WHAT YOU WILL DO
Make an exact copy of all the entries below, with the pictures left out.

EXERCISE INPUT
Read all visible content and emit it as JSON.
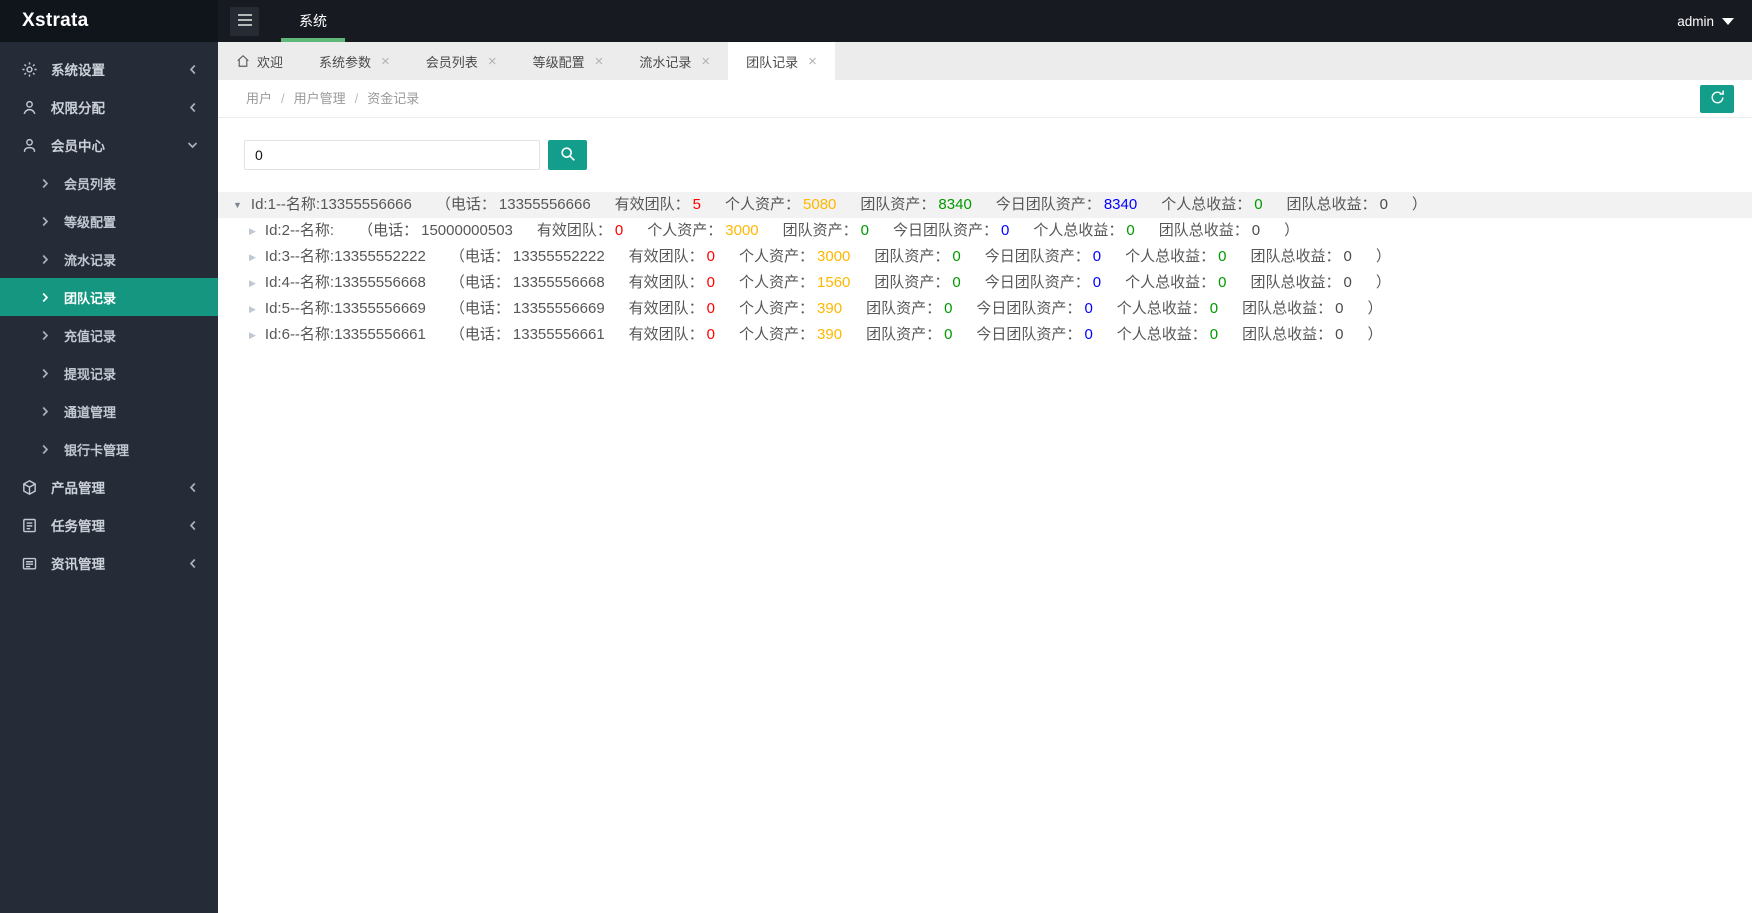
{
  "header": {
    "logo": "Xstrata",
    "nav_item": "系统",
    "user": "admin"
  },
  "colors": {
    "sidebar_bg": "#262c37",
    "accent_teal": "#129e8b",
    "sidebar_active_teal": "#149680",
    "nav_underline_green": "#5FB878",
    "value_red": "#ff0000",
    "value_orange": "#ffb800",
    "value_green": "#009900",
    "value_blue": "#0000ff"
  },
  "sidebar": {
    "items": [
      {
        "label": "系统设置",
        "icon": "gear-icon",
        "expanded": false
      },
      {
        "label": "权限分配",
        "icon": "permission-user-icon",
        "expanded": false
      },
      {
        "label": "会员中心",
        "icon": "member-user-icon",
        "expanded": true,
        "children": [
          {
            "label": "会员列表",
            "active": false
          },
          {
            "label": "等级配置",
            "active": false
          },
          {
            "label": "流水记录",
            "active": false
          },
          {
            "label": "团队记录",
            "active": true
          },
          {
            "label": "充值记录",
            "active": false
          },
          {
            "label": "提现记录",
            "active": false
          },
          {
            "label": "通道管理",
            "active": false
          },
          {
            "label": "银行卡管理",
            "active": false
          }
        ]
      },
      {
        "label": "产品管理",
        "icon": "product-icon",
        "expanded": false
      },
      {
        "label": "任务管理",
        "icon": "task-icon",
        "expanded": false
      },
      {
        "label": "资讯管理",
        "icon": "news-icon",
        "expanded": false
      }
    ]
  },
  "tabs": [
    {
      "label": "欢迎",
      "icon": "home-icon",
      "closable": false,
      "active": false
    },
    {
      "label": "系统参数",
      "closable": true,
      "active": false
    },
    {
      "label": "会员列表",
      "closable": true,
      "active": false
    },
    {
      "label": "等级配置",
      "closable": true,
      "active": false
    },
    {
      "label": "流水记录",
      "closable": true,
      "active": false
    },
    {
      "label": "团队记录",
      "closable": true,
      "active": true
    }
  ],
  "breadcrumb": {
    "items": [
      "用户",
      "用户管理",
      "资金记录"
    ],
    "separator": "/"
  },
  "toolbar": {
    "search_value": "0"
  },
  "record_labels": {
    "phone": "（电话：",
    "valid_team": "有效团队：",
    "personal_assets": "个人资产：",
    "team_assets": "团队资产：",
    "today_team_assets": "今日团队资产：",
    "personal_income": "个人总收益：",
    "team_income": "团队总收益：",
    "close_paren": "）"
  },
  "records": [
    {
      "title": "Id:1--名称:13355556666",
      "phone": "13355556666",
      "valid_team": "5",
      "personal_assets": "5080",
      "team_assets": "8340",
      "today_team_assets": "8340",
      "personal_income": "0",
      "team_income": "0",
      "expanded": true,
      "selected": true,
      "child": false
    },
    {
      "title": "Id:2--名称:",
      "phone": "15000000503",
      "valid_team": "0",
      "personal_assets": "3000",
      "team_assets": "0",
      "today_team_assets": "0",
      "personal_income": "0",
      "team_income": "0",
      "expanded": false,
      "selected": false,
      "child": true
    },
    {
      "title": "Id:3--名称:13355552222",
      "phone": "13355552222",
      "valid_team": "0",
      "personal_assets": "3000",
      "team_assets": "0",
      "today_team_assets": "0",
      "personal_income": "0",
      "team_income": "0",
      "expanded": false,
      "selected": false,
      "child": true
    },
    {
      "title": "Id:4--名称:13355556668",
      "phone": "13355556668",
      "valid_team": "0",
      "personal_assets": "1560",
      "team_assets": "0",
      "today_team_assets": "0",
      "personal_income": "0",
      "team_income": "0",
      "expanded": false,
      "selected": false,
      "child": true
    },
    {
      "title": "Id:5--名称:13355556669",
      "phone": "13355556669",
      "valid_team": "0",
      "personal_assets": "390",
      "team_assets": "0",
      "today_team_assets": "0",
      "personal_income": "0",
      "team_income": "0",
      "expanded": false,
      "selected": false,
      "child": true
    },
    {
      "title": "Id:6--名称:13355556661",
      "phone": "13355556661",
      "valid_team": "0",
      "personal_assets": "390",
      "team_assets": "0",
      "today_team_assets": "0",
      "personal_income": "0",
      "team_income": "0",
      "expanded": false,
      "selected": false,
      "child": true
    }
  ]
}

OUTPUT
Read all visible content and emit it as JSON.
{
  "header": {
    "logo": "Xstrata",
    "nav_item": "系统",
    "user": "admin"
  },
  "colors": {
    "sidebar_bg": "#262c37",
    "accent_teal": "#129e8b",
    "sidebar_active_teal": "#149680",
    "nav_underline_green": "#5FB878",
    "value_red": "#ff0000",
    "value_orange": "#ffb800",
    "value_green": "#009900",
    "value_blue": "#0000ff"
  },
  "sidebar": {
    "items": [
      {
        "label": "系统设置",
        "icon": "gear-icon",
        "expanded": false
      },
      {
        "label": "权限分配",
        "icon": "permission-user-icon",
        "expanded": false
      },
      {
        "label": "会员中心",
        "icon": "member-user-icon",
        "expanded": true,
        "children": [
          {
            "label": "会员列表",
            "active": false
          },
          {
            "label": "等级配置",
            "active": false
          },
          {
            "label": "流水记录",
            "active": false
          },
          {
            "label": "团队记录",
            "active": true
          },
          {
            "label": "充值记录",
            "active": false
          },
          {
            "label": "提现记录",
            "active": false
          },
          {
            "label": "通道管理",
            "active": false
          },
          {
            "label": "银行卡管理",
            "active": false
          }
        ]
      },
      {
        "label": "产品管理",
        "icon": "product-icon",
        "expanded": false
      },
      {
        "label": "任务管理",
        "icon": "task-icon",
        "expanded": false
      },
      {
        "label": "资讯管理",
        "icon": "news-icon",
        "expanded": false
      }
    ]
  },
  "tabs": [
    {
      "label": "欢迎",
      "icon": "home-icon",
      "closable": false,
      "active": false
    },
    {
      "label": "系统参数",
      "closable": true,
      "active": false
    },
    {
      "label": "会员列表",
      "closable": true,
      "active": false
    },
    {
      "label": "等级配置",
      "closable": true,
      "active": false
    },
    {
      "label": "流水记录",
      "closable": true,
      "active": false
    },
    {
      "label": "团队记录",
      "closable": true,
      "active": true
    }
  ],
  "breadcrumb": {
    "items": [
      "用户",
      "用户管理",
      "资金记录"
    ],
    "separator": "/"
  },
  "toolbar": {
    "search_value": "0"
  },
  "record_labels": {
    "phone": "（电话：",
    "valid_team": "有效团队：",
    "personal_assets": "个人资产：",
    "team_assets": "团队资产：",
    "today_team_assets": "今日团队资产：",
    "personal_income": "个人总收益：",
    "team_income": "团队总收益：",
    "close_paren": "）"
  },
  "records": [
    {
      "title": "Id:1--名称:13355556666",
      "phone": "13355556666",
      "valid_team": "5",
      "personal_assets": "5080",
      "team_assets": "8340",
      "today_team_assets": "8340",
      "personal_income": "0",
      "team_income": "0",
      "expanded": true,
      "selected": true,
      "child": false
    },
    {
      "title": "Id:2--名称:",
      "phone": "15000000503",
      "valid_team": "0",
      "personal_assets": "3000",
      "team_assets": "0",
      "today_team_assets": "0",
      "personal_income": "0",
      "team_income": "0",
      "expanded": false,
      "selected": false,
      "child": true
    },
    {
      "title": "Id:3--名称:13355552222",
      "phone": "13355552222",
      "valid_team": "0",
      "personal_assets": "3000",
      "team_assets": "0",
      "today_team_assets": "0",
      "personal_income": "0",
      "team_income": "0",
      "expanded": false,
      "selected": false,
      "child": true
    },
    {
      "title": "Id:4--名称:13355556668",
      "phone": "13355556668",
      "valid_team": "0",
      "personal_assets": "1560",
      "team_assets": "0",
      "today_team_assets": "0",
      "personal_income": "0",
      "team_income": "0",
      "expanded": false,
      "selected": false,
      "child": true
    },
    {
      "title": "Id:5--名称:13355556669",
      "phone": "13355556669",
      "valid_team": "0",
      "personal_assets": "390",
      "team_assets": "0",
      "today_team_assets": "0",
      "personal_income": "0",
      "team_income": "0",
      "expanded": false,
      "selected": false,
      "child": true
    },
    {
      "title": "Id:6--名称:13355556661",
      "phone": "13355556661",
      "valid_team": "0",
      "personal_assets": "390",
      "team_assets": "0",
      "today_team_assets": "0",
      "personal_income": "0",
      "team_income": "0",
      "expanded": false,
      "selected": false,
      "child": true
    }
  ]
}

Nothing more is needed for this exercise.